(DATA EXTRACT):

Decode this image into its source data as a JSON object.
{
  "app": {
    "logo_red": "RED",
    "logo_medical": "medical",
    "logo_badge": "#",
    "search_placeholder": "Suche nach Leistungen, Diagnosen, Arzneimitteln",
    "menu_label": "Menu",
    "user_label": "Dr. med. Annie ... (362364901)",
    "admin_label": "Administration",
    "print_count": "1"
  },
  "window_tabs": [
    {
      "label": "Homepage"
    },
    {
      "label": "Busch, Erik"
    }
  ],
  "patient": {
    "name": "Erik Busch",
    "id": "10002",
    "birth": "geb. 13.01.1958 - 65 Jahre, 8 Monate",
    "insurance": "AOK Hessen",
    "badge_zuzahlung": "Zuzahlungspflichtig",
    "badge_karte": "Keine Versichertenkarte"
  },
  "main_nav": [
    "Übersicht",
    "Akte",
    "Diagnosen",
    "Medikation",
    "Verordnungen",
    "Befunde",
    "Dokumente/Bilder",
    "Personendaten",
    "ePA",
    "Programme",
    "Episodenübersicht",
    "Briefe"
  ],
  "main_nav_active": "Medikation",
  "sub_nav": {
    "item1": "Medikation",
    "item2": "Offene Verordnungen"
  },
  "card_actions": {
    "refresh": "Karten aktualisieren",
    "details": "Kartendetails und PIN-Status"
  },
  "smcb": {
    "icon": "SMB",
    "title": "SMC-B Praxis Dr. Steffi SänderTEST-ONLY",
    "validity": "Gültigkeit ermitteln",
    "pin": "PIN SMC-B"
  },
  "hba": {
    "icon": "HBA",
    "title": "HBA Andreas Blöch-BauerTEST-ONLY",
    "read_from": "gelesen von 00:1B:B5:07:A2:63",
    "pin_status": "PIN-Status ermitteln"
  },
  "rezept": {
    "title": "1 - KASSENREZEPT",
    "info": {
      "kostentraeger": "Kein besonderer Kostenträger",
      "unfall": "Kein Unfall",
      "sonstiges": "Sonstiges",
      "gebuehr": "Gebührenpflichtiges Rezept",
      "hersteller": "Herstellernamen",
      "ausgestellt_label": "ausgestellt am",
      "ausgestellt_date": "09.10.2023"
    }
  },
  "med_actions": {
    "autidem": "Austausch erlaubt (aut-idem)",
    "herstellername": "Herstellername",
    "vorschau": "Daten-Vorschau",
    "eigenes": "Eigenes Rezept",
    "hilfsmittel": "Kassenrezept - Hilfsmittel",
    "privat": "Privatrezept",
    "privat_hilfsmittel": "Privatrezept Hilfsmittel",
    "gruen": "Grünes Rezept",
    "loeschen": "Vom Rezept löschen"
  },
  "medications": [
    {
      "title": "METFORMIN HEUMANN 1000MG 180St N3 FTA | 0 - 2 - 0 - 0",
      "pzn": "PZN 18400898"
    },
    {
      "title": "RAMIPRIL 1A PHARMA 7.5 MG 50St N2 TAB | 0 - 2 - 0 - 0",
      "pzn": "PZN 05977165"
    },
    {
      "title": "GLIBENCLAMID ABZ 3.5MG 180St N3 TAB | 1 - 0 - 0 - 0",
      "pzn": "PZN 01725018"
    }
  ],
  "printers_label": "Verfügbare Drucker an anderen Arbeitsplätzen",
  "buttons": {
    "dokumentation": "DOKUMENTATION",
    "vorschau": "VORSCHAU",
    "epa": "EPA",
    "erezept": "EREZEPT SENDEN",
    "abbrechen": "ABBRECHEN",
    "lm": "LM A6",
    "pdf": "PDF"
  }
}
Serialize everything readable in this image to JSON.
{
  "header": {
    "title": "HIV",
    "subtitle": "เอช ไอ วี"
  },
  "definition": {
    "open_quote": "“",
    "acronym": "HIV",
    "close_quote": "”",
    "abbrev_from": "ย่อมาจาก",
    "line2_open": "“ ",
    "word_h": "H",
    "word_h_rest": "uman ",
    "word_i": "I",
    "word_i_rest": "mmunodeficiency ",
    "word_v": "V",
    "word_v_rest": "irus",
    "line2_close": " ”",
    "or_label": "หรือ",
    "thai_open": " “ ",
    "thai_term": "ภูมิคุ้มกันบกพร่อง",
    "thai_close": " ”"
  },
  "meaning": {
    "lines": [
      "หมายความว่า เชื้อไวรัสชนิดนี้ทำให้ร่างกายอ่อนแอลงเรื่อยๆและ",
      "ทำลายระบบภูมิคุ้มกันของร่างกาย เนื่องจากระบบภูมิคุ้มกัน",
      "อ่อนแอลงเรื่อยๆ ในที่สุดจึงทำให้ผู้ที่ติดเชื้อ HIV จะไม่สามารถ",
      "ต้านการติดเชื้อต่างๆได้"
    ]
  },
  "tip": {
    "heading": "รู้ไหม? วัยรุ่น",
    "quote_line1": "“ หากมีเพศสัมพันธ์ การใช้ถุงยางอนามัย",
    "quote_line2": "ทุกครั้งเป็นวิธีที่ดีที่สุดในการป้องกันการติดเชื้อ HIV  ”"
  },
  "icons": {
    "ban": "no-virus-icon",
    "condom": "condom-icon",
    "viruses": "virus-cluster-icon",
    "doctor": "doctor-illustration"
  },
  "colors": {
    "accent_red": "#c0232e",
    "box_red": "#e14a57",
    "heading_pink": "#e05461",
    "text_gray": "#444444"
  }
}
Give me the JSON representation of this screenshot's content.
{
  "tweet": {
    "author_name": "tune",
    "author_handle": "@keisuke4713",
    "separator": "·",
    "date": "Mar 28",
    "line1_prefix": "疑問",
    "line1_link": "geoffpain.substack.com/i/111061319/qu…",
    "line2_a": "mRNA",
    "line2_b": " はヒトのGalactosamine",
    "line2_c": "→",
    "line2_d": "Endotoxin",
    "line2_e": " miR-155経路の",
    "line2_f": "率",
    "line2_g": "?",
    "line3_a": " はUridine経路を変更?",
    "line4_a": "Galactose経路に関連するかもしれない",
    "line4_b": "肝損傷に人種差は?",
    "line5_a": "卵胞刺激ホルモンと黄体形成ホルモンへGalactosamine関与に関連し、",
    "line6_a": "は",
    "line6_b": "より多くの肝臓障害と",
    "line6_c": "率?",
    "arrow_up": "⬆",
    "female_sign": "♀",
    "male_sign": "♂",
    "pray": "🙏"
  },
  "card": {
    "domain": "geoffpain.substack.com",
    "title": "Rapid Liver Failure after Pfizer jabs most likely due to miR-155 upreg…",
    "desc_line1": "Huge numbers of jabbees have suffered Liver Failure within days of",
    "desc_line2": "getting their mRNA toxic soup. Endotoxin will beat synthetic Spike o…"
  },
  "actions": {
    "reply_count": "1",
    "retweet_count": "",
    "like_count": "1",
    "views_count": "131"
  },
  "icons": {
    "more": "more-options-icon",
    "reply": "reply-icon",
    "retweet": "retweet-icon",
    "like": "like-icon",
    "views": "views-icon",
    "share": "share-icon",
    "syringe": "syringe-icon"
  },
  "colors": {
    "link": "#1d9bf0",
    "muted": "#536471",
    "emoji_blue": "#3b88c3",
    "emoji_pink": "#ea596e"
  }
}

(PROBLEM STATEMENT):
From the line holding "Give me the" to the last line of the entries above, restate each line exactly; include both ends and omit everything else.

(TASK RESPONSE):
Give me the JSON representation of this screenshot's content.
{
  "tweet": {
    "author_name": "tune",
    "author_handle": "@keisuke4713",
    "separator": "·",
    "date": "Mar 28",
    "line1_prefix": "疑問",
    "line1_link": "geoffpain.substack.com/i/111061319/qu…",
    "line2_a": "mRNA",
    "line2_b": " はヒトのGalactosamine",
    "line2_c": "→",
    "line2_d": "Endotoxin",
    "line2_e": " miR-155経路の",
    "line2_f": "率",
    "line2_g": "?",
    "line3_a": " はUridine経路を変更?",
    "line4_a": "Galactose経路に関連するかもしれない",
    "line4_b": "肝損傷に人種差は?",
    "line5_a": "卵胞刺激ホルモンと黄体形成ホルモンへGalactosamine関与に関連し、",
    "line6_a": "は",
    "line6_b": "より多くの肝臓障害と",
    "line6_c": "率?",
    "arrow_up": "⬆",
    "female_sign": "♀",
    "male_sign": "♂",
    "pray": "🙏"
  },
  "card": {
    "domain": "geoffpain.substack.com",
    "title": "Rapid Liver Failure after Pfizer jabs most likely due to miR-155 upreg…",
    "desc_line1": "Huge numbers of jabbees have suffered Liver Failure within days of",
    "desc_line2": "getting their mRNA toxic soup. Endotoxin will beat synthetic Spike o…"
  },
  "actions": {
    "reply_count": "1",
    "retweet_count": "",
    "like_count": "1",
    "views_count": "131"
  },
  "icons": {
    "more": "more-options-icon",
    "reply": "reply-icon",
    "retweet": "retweet-icon",
    "like": "like-icon",
    "views": "views-icon",
    "share": "share-icon",
    "syringe": "syringe-icon"
  },
  "colors": {
    "link": "#1d9bf0",
    "muted": "#536471",
    "emoji_blue": "#3b88c3",
    "emoji_pink": "#ea596e"
  }
}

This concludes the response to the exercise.